**PROBLEM DESCRIPTION**. Repeat each record below exactly, dropping the pictures.

══════════════════════════════

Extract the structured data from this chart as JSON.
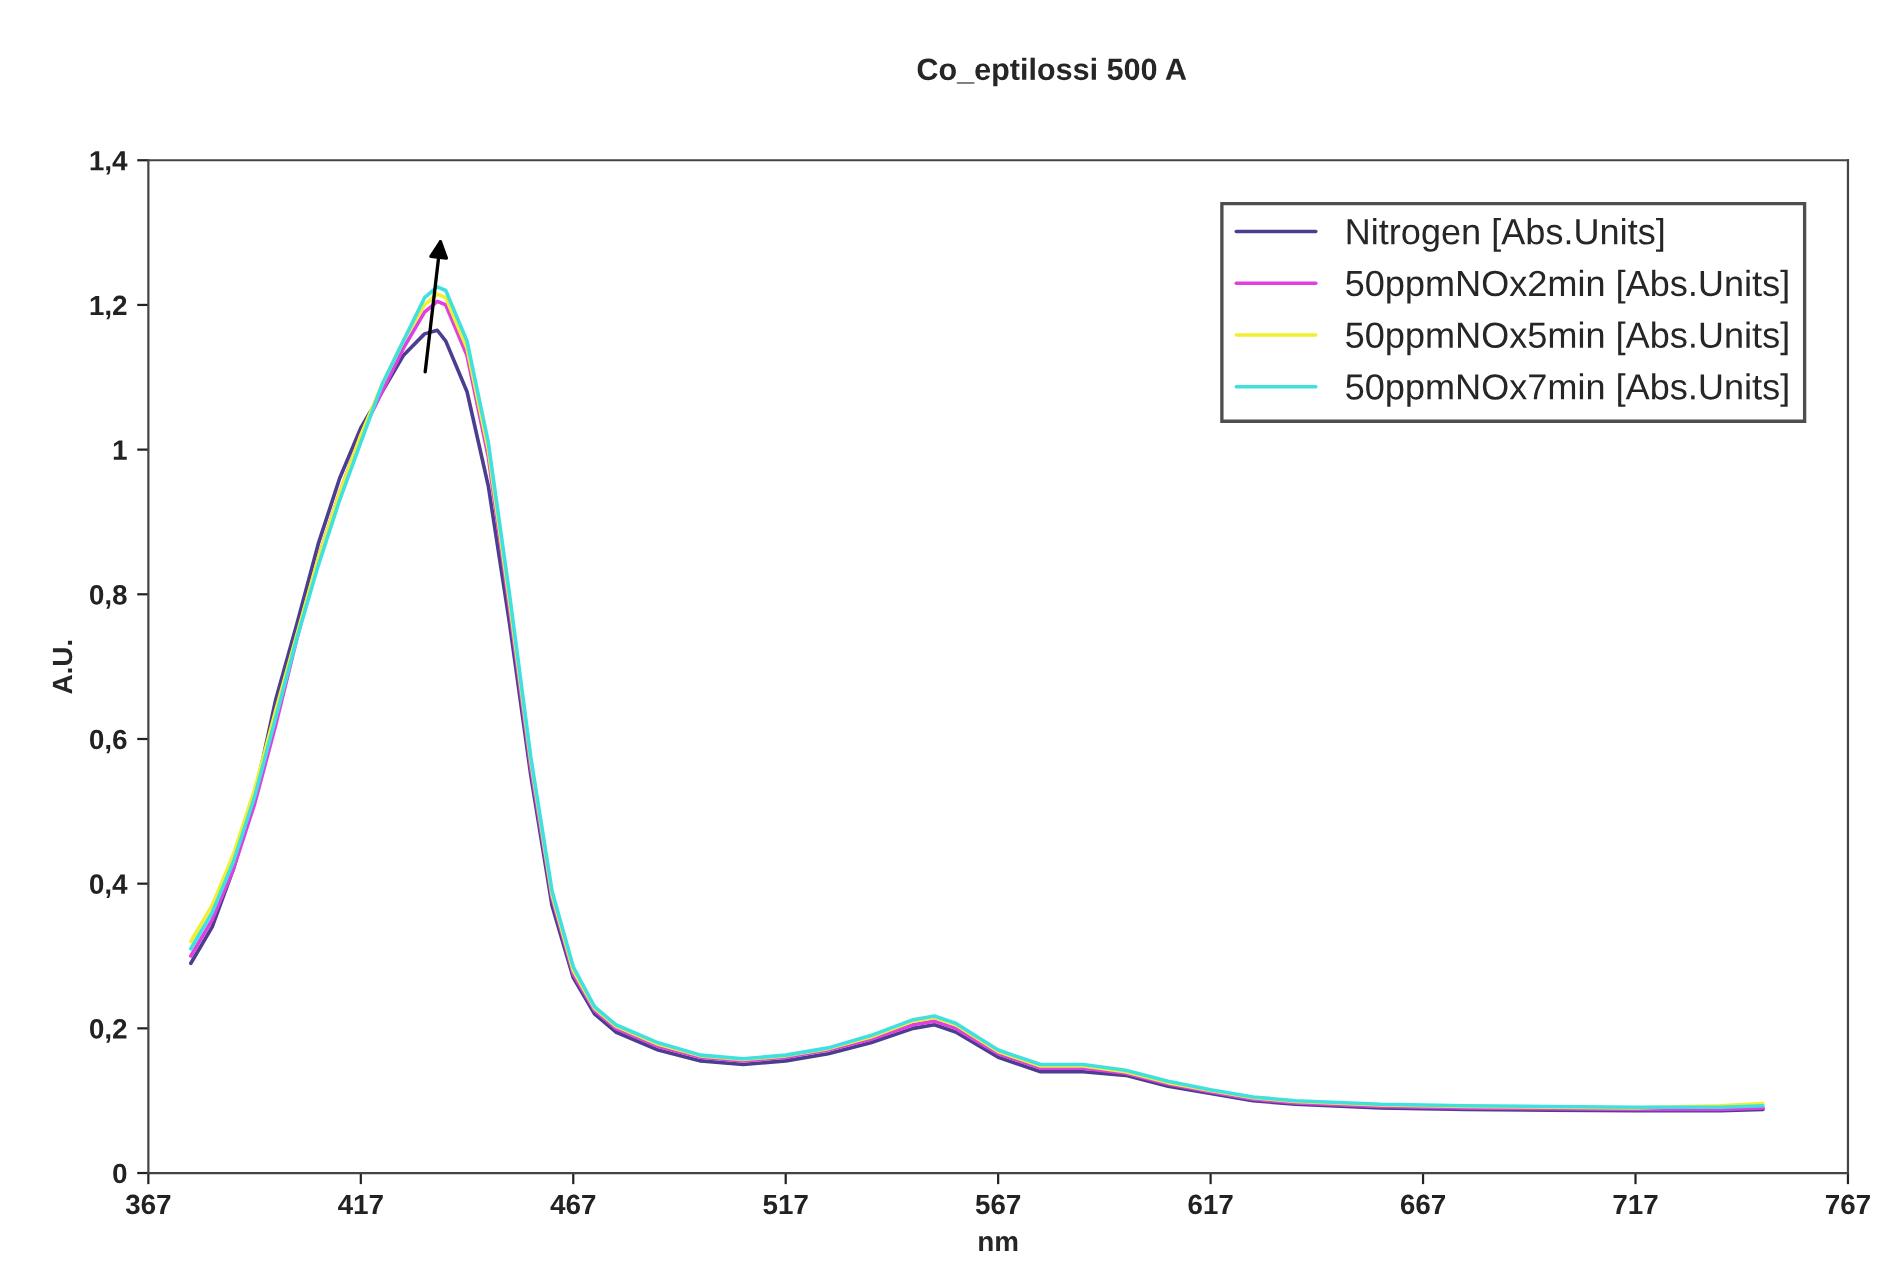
{
  "chart_data": {
    "type": "line",
    "title": "Co_eptilossi 500 A",
    "xlabel": "nm",
    "ylabel": "A.U.",
    "x": [
      377,
      382,
      387,
      392,
      397,
      402,
      407,
      412,
      417,
      422,
      427,
      432,
      435,
      437,
      442,
      447,
      452,
      457,
      462,
      467,
      472,
      477,
      487,
      497,
      507,
      517,
      527,
      537,
      547,
      552,
      557,
      567,
      577,
      587,
      597,
      607,
      617,
      627,
      637,
      657,
      677,
      697,
      717,
      737,
      747
    ],
    "series": [
      {
        "name": "Nitrogen [Abs.Units]",
        "color": "#4b3d8f",
        "values": [
          0.29,
          0.34,
          0.42,
          0.52,
          0.655,
          0.76,
          0.87,
          0.96,
          1.03,
          1.08,
          1.13,
          1.16,
          1.165,
          1.15,
          1.08,
          0.95,
          0.76,
          0.55,
          0.37,
          0.27,
          0.22,
          0.195,
          0.17,
          0.155,
          0.15,
          0.155,
          0.165,
          0.18,
          0.2,
          0.205,
          0.195,
          0.16,
          0.14,
          0.14,
          0.135,
          0.12,
          0.11,
          0.1,
          0.095,
          0.09,
          0.088,
          0.087,
          0.086,
          0.086,
          0.088
        ]
      },
      {
        "name": "50ppmNOx2min [Abs.Units]",
        "color": "#e040e0",
        "values": [
          0.3,
          0.35,
          0.42,
          0.51,
          0.62,
          0.74,
          0.85,
          0.94,
          1.02,
          1.08,
          1.14,
          1.19,
          1.205,
          1.2,
          1.13,
          0.99,
          0.78,
          0.56,
          0.38,
          0.275,
          0.225,
          0.2,
          0.175,
          0.16,
          0.155,
          0.16,
          0.17,
          0.185,
          0.205,
          0.21,
          0.2,
          0.165,
          0.145,
          0.145,
          0.138,
          0.123,
          0.112,
          0.102,
          0.097,
          0.092,
          0.09,
          0.089,
          0.088,
          0.088,
          0.09
        ]
      },
      {
        "name": "50ppmNOx5min [Abs.Units]",
        "color": "#f0f030",
        "values": [
          0.32,
          0.37,
          0.44,
          0.53,
          0.64,
          0.745,
          0.85,
          0.94,
          1.02,
          1.09,
          1.15,
          1.2,
          1.215,
          1.21,
          1.14,
          1.0,
          0.79,
          0.57,
          0.385,
          0.28,
          0.228,
          0.203,
          0.178,
          0.162,
          0.157,
          0.162,
          0.172,
          0.188,
          0.21,
          0.215,
          0.205,
          0.168,
          0.148,
          0.148,
          0.14,
          0.125,
          0.114,
          0.104,
          0.099,
          0.094,
          0.092,
          0.091,
          0.09,
          0.093,
          0.096
        ]
      },
      {
        "name": "50ppmNOx7min [Abs.Units]",
        "color": "#40e0e0",
        "values": [
          0.31,
          0.36,
          0.43,
          0.52,
          0.63,
          0.74,
          0.84,
          0.93,
          1.01,
          1.09,
          1.15,
          1.21,
          1.225,
          1.22,
          1.15,
          1.01,
          0.8,
          0.575,
          0.39,
          0.285,
          0.23,
          0.205,
          0.18,
          0.163,
          0.158,
          0.163,
          0.173,
          0.19,
          0.212,
          0.217,
          0.207,
          0.17,
          0.15,
          0.15,
          0.142,
          0.127,
          0.115,
          0.105,
          0.1,
          0.095,
          0.093,
          0.092,
          0.091,
          0.091,
          0.093
        ]
      }
    ],
    "xlim": [
      367,
      767
    ],
    "xticks": [
      367,
      417,
      467,
      517,
      567,
      617,
      667,
      717,
      767
    ],
    "ylim": [
      0,
      1.4
    ],
    "yticks": [
      0,
      {
        "value": 0.2,
        "label": "0,2"
      },
      {
        "value": 0.4,
        "label": "0,4"
      },
      {
        "value": 0.6,
        "label": "0,6"
      },
      {
        "value": 0.8,
        "label": "0,8"
      },
      1,
      {
        "value": 1.2,
        "label": "1,2"
      },
      {
        "value": 1.4,
        "label": "1,4"
      }
    ],
    "grid": false,
    "legend": "top right",
    "line_style": "solid",
    "marker": "none"
  }
}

══════════════════════════════

**EXPECTED OUTPUT**.
Extract the structured data from this chart as JSON.
{
  "chart_data": {
    "type": "line",
    "title": "Co_eptilossi 500 A",
    "xlabel": "nm",
    "ylabel": "A.U.",
    "x": [
      377,
      382,
      387,
      392,
      397,
      402,
      407,
      412,
      417,
      422,
      427,
      432,
      435,
      437,
      442,
      447,
      452,
      457,
      462,
      467,
      472,
      477,
      487,
      497,
      507,
      517,
      527,
      537,
      547,
      552,
      557,
      567,
      577,
      587,
      597,
      607,
      617,
      627,
      637,
      657,
      677,
      697,
      717,
      737,
      747
    ],
    "series": [
      {
        "name": "Nitrogen [Abs.Units]",
        "color": "#4b3d8f",
        "values": [
          0.29,
          0.34,
          0.42,
          0.52,
          0.655,
          0.76,
          0.87,
          0.96,
          1.03,
          1.08,
          1.13,
          1.16,
          1.165,
          1.15,
          1.08,
          0.95,
          0.76,
          0.55,
          0.37,
          0.27,
          0.22,
          0.195,
          0.17,
          0.155,
          0.15,
          0.155,
          0.165,
          0.18,
          0.2,
          0.205,
          0.195,
          0.16,
          0.14,
          0.14,
          0.135,
          0.12,
          0.11,
          0.1,
          0.095,
          0.09,
          0.088,
          0.087,
          0.086,
          0.086,
          0.088
        ]
      },
      {
        "name": "50ppmNOx2min [Abs.Units]",
        "color": "#e040e0",
        "values": [
          0.3,
          0.35,
          0.42,
          0.51,
          0.62,
          0.74,
          0.85,
          0.94,
          1.02,
          1.08,
          1.14,
          1.19,
          1.205,
          1.2,
          1.13,
          0.99,
          0.78,
          0.56,
          0.38,
          0.275,
          0.225,
          0.2,
          0.175,
          0.16,
          0.155,
          0.16,
          0.17,
          0.185,
          0.205,
          0.21,
          0.2,
          0.165,
          0.145,
          0.145,
          0.138,
          0.123,
          0.112,
          0.102,
          0.097,
          0.092,
          0.09,
          0.089,
          0.088,
          0.088,
          0.09
        ]
      },
      {
        "name": "50ppmNOx5min [Abs.Units]",
        "color": "#f0f030",
        "values": [
          0.32,
          0.37,
          0.44,
          0.53,
          0.64,
          0.745,
          0.85,
          0.94,
          1.02,
          1.09,
          1.15,
          1.2,
          1.215,
          1.21,
          1.14,
          1.0,
          0.79,
          0.57,
          0.385,
          0.28,
          0.228,
          0.203,
          0.178,
          0.162,
          0.157,
          0.162,
          0.172,
          0.188,
          0.21,
          0.215,
          0.205,
          0.168,
          0.148,
          0.148,
          0.14,
          0.125,
          0.114,
          0.104,
          0.099,
          0.094,
          0.092,
          0.091,
          0.09,
          0.093,
          0.096
        ]
      },
      {
        "name": "50ppmNOx7min [Abs.Units]",
        "color": "#40e0e0",
        "values": [
          0.31,
          0.36,
          0.43,
          0.52,
          0.63,
          0.74,
          0.84,
          0.93,
          1.01,
          1.09,
          1.15,
          1.21,
          1.225,
          1.22,
          1.15,
          1.01,
          0.8,
          0.575,
          0.39,
          0.285,
          0.23,
          0.205,
          0.18,
          0.163,
          0.158,
          0.163,
          0.173,
          0.19,
          0.212,
          0.217,
          0.207,
          0.17,
          0.15,
          0.15,
          0.142,
          0.127,
          0.115,
          0.105,
          0.1,
          0.095,
          0.093,
          0.092,
          0.091,
          0.091,
          0.093
        ]
      }
    ],
    "xlim": [
      367,
      767
    ],
    "xticks": [
      367,
      417,
      467,
      517,
      567,
      617,
      667,
      717,
      767
    ],
    "ylim": [
      0,
      1.4
    ],
    "yticks": [
      0,
      {
        "value": 0.2,
        "label": "0,2"
      },
      {
        "value": 0.4,
        "label": "0,4"
      },
      {
        "value": 0.6,
        "label": "0,6"
      },
      {
        "value": 0.8,
        "label": "0,8"
      },
      1,
      {
        "value": 1.2,
        "label": "1,2"
      },
      {
        "value": 1.4,
        "label": "1,4"
      }
    ],
    "grid": false,
    "legend": "top right",
    "line_style": "solid",
    "marker": "none"
  }
}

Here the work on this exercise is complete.